╭─ Task input
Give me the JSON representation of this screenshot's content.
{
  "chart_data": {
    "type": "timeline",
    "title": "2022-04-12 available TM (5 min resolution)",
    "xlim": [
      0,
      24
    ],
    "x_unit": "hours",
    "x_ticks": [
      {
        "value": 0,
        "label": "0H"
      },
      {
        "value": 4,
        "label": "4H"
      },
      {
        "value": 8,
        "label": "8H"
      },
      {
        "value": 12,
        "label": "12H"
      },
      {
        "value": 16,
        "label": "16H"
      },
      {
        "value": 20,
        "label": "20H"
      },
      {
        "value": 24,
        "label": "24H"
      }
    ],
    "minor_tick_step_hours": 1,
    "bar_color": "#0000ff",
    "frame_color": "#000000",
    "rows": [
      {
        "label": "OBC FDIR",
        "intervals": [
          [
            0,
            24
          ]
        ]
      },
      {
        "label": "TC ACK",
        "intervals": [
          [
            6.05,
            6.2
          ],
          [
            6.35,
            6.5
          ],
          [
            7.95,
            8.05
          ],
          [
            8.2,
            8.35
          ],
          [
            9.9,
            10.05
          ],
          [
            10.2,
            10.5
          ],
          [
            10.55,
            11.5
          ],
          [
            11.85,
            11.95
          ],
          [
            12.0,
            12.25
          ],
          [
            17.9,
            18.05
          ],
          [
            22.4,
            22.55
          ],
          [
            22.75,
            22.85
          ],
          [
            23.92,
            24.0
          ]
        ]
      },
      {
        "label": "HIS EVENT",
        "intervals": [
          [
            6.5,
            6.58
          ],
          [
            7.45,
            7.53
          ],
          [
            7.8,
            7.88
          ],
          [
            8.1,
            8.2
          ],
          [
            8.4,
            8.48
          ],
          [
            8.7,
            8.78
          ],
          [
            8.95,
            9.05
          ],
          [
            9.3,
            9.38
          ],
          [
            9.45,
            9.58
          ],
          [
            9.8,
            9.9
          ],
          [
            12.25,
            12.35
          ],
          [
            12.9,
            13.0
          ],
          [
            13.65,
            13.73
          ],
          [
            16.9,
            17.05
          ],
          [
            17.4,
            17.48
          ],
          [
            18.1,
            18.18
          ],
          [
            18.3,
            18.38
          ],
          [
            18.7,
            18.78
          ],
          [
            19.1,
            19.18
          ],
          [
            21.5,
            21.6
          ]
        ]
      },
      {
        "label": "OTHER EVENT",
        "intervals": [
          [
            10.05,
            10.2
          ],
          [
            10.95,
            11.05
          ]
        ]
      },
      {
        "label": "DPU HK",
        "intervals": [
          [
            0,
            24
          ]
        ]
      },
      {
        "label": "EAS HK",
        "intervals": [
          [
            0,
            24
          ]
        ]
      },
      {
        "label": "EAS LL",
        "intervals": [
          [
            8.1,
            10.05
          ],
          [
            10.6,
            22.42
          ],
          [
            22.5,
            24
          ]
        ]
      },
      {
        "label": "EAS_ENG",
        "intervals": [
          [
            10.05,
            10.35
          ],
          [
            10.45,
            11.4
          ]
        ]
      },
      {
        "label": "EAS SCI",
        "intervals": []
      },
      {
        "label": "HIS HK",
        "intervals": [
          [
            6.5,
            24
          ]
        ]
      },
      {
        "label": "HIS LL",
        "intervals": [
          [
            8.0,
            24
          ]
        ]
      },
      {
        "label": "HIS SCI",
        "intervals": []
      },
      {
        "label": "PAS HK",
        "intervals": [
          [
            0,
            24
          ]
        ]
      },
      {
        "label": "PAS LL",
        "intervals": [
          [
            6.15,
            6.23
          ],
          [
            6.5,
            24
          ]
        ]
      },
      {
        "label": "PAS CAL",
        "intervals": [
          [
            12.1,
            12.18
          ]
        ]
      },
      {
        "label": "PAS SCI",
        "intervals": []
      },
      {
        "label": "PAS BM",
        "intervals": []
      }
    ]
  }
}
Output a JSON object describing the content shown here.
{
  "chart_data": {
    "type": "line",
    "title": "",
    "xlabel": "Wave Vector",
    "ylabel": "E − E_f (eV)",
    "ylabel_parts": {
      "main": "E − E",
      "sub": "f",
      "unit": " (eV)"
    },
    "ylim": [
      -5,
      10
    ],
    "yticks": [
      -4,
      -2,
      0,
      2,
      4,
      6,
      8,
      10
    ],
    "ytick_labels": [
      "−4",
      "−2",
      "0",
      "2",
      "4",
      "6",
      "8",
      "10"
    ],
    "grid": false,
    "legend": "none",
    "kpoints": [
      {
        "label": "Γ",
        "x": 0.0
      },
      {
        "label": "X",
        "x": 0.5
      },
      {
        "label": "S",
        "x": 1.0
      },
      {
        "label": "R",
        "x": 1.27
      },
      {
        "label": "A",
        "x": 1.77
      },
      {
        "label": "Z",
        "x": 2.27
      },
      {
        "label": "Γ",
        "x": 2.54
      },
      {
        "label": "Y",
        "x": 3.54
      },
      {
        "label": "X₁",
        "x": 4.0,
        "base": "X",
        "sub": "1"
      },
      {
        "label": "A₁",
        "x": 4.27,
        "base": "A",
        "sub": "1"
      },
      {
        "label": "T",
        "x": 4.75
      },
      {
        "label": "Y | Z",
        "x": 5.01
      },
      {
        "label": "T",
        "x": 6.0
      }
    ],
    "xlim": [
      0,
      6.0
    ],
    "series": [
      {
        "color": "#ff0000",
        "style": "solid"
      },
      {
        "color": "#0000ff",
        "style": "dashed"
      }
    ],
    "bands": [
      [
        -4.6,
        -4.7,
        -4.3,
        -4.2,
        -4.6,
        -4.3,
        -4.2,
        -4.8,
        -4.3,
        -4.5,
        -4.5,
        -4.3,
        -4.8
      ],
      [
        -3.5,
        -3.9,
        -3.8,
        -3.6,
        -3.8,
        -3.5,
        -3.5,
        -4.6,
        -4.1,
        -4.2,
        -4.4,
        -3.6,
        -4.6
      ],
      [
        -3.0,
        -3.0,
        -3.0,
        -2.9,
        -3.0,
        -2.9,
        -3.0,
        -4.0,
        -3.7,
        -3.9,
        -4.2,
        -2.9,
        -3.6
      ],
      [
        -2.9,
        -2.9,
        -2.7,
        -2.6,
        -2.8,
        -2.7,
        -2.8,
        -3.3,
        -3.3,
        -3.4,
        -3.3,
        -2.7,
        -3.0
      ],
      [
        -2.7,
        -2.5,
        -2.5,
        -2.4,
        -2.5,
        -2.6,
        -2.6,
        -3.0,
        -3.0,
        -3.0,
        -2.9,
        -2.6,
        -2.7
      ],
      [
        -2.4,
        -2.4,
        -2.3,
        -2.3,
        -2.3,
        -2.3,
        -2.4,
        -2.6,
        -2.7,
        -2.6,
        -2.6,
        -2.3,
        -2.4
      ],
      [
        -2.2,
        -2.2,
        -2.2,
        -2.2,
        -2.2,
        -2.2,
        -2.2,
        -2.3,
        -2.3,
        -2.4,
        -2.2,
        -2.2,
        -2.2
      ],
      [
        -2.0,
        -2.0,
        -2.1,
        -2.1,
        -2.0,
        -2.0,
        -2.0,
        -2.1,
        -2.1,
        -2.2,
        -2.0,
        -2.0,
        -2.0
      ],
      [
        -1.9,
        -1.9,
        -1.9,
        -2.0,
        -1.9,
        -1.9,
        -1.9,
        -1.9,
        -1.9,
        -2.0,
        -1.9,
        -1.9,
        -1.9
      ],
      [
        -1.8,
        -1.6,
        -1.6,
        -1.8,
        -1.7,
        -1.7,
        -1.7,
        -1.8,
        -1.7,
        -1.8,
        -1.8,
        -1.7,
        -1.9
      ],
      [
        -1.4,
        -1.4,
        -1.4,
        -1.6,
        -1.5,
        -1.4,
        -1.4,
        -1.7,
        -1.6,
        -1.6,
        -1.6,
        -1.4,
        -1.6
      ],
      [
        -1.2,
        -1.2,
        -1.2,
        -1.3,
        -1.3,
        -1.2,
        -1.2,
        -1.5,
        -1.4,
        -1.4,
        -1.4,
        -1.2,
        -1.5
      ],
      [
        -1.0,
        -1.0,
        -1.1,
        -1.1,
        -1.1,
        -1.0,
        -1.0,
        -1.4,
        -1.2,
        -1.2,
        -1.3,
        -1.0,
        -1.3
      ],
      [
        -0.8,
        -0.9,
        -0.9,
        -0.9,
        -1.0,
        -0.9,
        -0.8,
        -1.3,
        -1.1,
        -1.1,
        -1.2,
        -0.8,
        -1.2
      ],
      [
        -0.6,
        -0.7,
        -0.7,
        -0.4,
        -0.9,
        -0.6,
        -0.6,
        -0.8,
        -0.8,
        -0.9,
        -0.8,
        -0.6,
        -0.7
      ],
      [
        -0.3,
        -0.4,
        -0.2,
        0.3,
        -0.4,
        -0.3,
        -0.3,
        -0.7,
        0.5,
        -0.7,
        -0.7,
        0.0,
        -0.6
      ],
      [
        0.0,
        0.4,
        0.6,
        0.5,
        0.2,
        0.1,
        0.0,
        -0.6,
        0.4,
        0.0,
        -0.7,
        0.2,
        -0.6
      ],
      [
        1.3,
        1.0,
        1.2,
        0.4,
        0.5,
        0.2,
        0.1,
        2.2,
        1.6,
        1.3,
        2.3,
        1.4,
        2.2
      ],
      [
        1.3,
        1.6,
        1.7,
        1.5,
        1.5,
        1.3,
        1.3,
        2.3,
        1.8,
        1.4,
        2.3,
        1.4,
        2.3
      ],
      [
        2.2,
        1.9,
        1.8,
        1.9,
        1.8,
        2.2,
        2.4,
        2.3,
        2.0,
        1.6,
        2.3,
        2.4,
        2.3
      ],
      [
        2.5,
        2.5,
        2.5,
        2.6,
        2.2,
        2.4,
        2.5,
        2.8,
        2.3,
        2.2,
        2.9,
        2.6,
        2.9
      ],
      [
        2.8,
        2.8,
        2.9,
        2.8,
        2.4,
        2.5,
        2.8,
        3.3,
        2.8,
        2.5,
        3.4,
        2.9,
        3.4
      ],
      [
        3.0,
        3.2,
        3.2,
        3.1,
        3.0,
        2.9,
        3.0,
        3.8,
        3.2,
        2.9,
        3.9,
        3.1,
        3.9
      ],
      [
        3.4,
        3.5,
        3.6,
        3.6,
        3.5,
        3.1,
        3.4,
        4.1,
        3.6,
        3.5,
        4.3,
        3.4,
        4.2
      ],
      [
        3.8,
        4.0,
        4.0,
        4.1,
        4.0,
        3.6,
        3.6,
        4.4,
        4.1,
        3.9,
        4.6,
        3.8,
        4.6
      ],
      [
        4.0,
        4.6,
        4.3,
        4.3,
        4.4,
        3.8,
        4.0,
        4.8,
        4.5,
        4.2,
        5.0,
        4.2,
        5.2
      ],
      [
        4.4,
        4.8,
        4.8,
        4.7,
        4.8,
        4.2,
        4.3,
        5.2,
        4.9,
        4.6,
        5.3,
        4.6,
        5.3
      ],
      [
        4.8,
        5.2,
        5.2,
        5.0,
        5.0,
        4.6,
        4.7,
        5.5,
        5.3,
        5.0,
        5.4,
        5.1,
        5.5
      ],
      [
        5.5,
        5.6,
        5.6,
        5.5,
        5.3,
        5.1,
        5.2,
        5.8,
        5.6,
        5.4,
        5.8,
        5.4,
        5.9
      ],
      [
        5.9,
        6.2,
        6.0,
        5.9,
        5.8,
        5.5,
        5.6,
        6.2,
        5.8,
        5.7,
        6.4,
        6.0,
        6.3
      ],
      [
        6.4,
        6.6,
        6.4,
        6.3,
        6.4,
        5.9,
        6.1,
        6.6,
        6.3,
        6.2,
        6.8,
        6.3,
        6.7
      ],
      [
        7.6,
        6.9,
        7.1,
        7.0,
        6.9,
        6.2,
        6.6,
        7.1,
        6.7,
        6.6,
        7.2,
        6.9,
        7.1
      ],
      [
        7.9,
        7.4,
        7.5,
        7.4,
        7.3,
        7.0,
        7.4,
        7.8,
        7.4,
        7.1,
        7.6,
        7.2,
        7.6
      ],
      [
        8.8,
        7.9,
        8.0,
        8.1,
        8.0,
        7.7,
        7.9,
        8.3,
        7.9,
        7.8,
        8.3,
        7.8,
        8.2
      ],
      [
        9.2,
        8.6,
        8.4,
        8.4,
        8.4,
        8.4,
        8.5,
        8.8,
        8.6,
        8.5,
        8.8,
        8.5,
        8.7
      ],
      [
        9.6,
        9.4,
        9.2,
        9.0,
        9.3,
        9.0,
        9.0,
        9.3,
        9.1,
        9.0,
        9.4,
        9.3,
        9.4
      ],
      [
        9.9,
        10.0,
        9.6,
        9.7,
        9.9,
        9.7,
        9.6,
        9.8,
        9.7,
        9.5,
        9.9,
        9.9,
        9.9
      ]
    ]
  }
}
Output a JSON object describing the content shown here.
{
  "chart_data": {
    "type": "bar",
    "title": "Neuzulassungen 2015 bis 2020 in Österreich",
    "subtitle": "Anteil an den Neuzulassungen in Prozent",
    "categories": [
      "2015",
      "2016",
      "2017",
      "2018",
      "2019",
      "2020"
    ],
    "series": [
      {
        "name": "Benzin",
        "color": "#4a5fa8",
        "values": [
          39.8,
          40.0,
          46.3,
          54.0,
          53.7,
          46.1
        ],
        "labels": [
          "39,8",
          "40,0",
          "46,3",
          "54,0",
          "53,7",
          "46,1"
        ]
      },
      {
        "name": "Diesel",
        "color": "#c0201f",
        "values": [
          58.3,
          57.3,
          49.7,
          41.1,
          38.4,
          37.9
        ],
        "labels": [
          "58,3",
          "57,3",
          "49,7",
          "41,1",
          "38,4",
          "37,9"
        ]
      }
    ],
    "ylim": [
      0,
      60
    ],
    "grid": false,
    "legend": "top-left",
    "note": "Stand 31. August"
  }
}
╰─
* _Work to be completed_: Track down the lines that include the word "Neuzulassungen" and copy them.

* _Output below_:
    "title": "Neuzulassungen 2015 bis 2020 in Österreich",
    "subtitle": "Anteil an den Neuzulassungen in Prozent",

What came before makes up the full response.